[begin Reading text]

From Ghost Particle to Cosmic Messenger

By 1970, fourteen years after Los Alamos scientists first proved the existence of the neutrino, they knew something was amiss: an underground neutrino experiment built inside the Homestake Mine, an enormous active gold mine in South Dakota, was detecting way fewer neutrinos coming from the Sun than scientists had predicted, and they didn’t know why. 

Neutrinos are famously elusive elementary particles. They are electromagnetically neutral and nearly massless, making them extremely hard to detect. These particles continuously and innocuously rain down on Earth from the Big Bang and sources in space. And they come in three varieties, called flavors—electron, muon, and tau.  

“Either we didn’t understand the Sun, or we didn’t understand neutrinos,” recalls Thomas Bowles, retired Los Alamos physicist and Laboratory Fellow. 

Neutrinos are doubly elusive: not only do they hardly interact with anything, including detectors, but they also shapeshift. 

Bowles was lead on the Soviet-American Gallium Experiment (SAGE), a government-to-government collaboration launched in 1987 to figure out what was going on with the Homestake experiment’s data. As it turns out, the Sun was behaving as expected; the neutrinos were playing tricks. SAGE data showed that something was happening to solar neutrinos after production and before detection that caused the detected number to be lower than expected. Scientists proposed that the data could be explained by oscillation—neutrinos changing between flavors as they raced through space.

[end Reading text]
[begin Material shown]

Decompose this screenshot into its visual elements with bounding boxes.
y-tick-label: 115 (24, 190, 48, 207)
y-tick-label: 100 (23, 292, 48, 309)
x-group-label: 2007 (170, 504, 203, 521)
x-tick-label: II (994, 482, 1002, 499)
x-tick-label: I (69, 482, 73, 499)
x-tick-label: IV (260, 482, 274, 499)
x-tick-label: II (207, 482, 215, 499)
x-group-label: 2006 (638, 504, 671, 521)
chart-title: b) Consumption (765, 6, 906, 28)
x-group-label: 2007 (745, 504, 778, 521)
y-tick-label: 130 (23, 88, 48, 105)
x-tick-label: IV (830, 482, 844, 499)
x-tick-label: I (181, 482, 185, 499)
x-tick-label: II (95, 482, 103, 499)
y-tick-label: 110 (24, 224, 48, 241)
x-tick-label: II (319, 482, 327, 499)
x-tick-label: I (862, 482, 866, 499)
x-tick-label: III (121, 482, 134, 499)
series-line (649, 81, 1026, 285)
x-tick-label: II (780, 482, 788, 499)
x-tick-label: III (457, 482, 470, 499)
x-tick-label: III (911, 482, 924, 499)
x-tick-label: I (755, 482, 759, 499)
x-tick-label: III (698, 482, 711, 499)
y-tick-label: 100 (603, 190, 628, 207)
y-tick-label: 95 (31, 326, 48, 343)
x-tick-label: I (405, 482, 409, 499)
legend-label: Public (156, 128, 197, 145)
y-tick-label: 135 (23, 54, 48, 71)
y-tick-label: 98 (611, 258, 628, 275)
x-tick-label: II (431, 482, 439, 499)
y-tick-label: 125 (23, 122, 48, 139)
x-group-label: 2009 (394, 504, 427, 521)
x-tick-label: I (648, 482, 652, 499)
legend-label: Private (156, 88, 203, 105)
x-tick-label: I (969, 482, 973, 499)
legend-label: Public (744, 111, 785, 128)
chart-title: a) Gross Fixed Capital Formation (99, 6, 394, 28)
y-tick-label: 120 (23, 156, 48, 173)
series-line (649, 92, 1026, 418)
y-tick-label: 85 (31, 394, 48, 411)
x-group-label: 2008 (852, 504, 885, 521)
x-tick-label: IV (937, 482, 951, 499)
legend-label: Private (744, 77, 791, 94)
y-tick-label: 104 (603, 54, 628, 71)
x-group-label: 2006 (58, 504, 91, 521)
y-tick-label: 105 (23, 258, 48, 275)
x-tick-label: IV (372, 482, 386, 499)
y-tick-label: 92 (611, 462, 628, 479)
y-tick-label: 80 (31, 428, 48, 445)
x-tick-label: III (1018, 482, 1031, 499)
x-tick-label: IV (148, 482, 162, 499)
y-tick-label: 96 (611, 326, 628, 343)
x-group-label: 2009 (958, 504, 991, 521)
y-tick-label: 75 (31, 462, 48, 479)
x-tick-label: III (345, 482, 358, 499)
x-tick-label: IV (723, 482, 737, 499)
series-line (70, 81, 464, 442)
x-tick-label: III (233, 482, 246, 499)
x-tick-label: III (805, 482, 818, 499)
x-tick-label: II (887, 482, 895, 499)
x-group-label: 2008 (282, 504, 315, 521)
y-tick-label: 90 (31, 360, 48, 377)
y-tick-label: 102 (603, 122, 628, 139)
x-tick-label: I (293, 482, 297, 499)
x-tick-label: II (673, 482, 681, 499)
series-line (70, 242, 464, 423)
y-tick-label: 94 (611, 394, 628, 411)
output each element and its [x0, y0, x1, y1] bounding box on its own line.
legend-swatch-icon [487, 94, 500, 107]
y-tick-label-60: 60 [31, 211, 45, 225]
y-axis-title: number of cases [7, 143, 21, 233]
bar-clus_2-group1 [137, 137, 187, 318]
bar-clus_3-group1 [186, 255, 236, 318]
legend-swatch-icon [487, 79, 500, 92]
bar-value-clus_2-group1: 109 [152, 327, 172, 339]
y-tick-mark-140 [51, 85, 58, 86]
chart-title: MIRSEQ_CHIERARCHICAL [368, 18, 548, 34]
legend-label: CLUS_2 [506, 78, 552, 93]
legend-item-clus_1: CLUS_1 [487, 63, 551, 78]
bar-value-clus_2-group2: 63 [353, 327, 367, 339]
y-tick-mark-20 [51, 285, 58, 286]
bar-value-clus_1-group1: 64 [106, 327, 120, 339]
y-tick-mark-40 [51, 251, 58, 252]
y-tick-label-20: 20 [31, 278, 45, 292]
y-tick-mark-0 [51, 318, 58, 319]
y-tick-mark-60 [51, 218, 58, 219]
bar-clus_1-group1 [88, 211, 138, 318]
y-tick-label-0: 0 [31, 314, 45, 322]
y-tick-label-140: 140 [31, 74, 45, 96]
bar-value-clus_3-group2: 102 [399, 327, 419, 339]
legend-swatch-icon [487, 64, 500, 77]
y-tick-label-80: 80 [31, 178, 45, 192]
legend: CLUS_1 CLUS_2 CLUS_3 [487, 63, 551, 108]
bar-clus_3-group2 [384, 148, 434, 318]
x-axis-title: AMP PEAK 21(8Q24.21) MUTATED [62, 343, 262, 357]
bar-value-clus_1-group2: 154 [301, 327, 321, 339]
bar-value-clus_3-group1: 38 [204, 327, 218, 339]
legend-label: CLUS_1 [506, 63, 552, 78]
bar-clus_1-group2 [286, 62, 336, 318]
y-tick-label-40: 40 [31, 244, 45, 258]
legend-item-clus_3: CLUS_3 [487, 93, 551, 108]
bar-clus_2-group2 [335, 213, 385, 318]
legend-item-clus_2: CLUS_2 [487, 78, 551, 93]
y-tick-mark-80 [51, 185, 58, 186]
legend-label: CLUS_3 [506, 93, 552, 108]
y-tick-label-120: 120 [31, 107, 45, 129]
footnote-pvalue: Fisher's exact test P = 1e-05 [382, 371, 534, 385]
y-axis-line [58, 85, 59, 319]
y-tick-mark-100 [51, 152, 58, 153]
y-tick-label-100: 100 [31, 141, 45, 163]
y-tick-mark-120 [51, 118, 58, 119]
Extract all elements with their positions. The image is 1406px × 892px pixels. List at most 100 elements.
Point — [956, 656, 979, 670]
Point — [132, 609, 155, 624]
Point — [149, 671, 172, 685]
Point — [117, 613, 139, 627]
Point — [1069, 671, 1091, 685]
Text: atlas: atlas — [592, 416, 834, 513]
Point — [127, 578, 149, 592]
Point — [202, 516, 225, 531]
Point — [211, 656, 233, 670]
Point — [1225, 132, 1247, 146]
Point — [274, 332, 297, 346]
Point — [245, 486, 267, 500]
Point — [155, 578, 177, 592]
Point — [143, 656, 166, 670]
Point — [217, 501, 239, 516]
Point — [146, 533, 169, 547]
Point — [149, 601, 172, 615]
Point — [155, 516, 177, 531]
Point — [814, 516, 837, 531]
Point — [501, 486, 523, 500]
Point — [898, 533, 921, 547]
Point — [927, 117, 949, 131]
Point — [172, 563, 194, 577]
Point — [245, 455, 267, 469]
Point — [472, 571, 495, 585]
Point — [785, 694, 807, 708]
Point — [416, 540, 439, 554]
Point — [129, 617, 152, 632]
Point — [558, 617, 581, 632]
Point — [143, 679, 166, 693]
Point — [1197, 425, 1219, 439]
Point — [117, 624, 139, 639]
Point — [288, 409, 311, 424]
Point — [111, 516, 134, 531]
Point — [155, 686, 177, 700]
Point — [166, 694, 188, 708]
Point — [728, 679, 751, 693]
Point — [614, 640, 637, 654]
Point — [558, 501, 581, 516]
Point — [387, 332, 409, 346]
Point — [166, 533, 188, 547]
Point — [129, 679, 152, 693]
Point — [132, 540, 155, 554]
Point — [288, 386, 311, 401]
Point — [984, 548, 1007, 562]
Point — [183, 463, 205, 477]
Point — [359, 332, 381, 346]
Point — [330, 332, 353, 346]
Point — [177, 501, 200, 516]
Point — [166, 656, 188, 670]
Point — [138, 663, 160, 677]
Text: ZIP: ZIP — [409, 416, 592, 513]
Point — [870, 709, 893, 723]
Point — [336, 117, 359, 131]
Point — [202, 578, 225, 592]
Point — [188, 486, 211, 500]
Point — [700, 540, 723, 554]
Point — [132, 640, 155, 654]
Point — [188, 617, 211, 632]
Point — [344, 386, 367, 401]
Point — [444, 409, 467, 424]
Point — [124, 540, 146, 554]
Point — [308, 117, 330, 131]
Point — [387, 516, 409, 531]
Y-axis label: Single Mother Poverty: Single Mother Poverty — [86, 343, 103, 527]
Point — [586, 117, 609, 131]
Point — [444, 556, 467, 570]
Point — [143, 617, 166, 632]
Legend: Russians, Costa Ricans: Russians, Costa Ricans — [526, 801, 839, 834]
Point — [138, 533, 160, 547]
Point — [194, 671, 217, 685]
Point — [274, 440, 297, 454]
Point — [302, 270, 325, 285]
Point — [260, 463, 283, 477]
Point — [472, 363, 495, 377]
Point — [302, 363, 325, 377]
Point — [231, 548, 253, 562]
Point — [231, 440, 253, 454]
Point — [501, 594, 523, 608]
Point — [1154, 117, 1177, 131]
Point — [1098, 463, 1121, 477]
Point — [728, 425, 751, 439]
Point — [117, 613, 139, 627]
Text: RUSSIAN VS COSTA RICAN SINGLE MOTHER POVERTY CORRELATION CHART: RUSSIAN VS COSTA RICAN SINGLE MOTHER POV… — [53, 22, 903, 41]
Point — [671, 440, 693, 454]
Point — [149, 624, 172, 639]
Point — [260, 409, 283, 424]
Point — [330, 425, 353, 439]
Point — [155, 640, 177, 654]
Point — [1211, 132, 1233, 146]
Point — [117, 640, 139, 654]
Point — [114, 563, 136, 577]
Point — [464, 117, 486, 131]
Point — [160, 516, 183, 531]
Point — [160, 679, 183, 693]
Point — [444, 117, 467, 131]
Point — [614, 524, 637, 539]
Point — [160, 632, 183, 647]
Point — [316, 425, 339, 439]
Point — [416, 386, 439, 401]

[end Material shown]

> _Problem to solve_
Carry on writing the neutrino article, starting right after its last sentence. The entries are separate material from the neutrino article.

> _Answer for the task_
This would mean neutrinos are doubly elusive: not only do they hardly interact with anything, including detectors, but they also shapeshift. “It’s like a ghost in a white coat enters a room then suddenly the coat flips to black,” laughs Bowles. 

Catching the ghost 

Known physics was breaking down in the 1920s, and the neutrino fixed it. Physicists studying radioactive decay of atomic nuclei were seeing data that violated the principle of energy conservation. They theorized an undetected particle with specific properties—electrically neutral and nearly massless—that would make sense of the data. Inventing an invisible thing to precisely fill a specific gap was, they admitted, a desperate remedy. But once a new theory was drafted that included the neutrino, suddenly the math worked and the data made sense—the cosmic books were balanced. 

Known physics was breaking down in the 1920s, and the neutrino fixed it.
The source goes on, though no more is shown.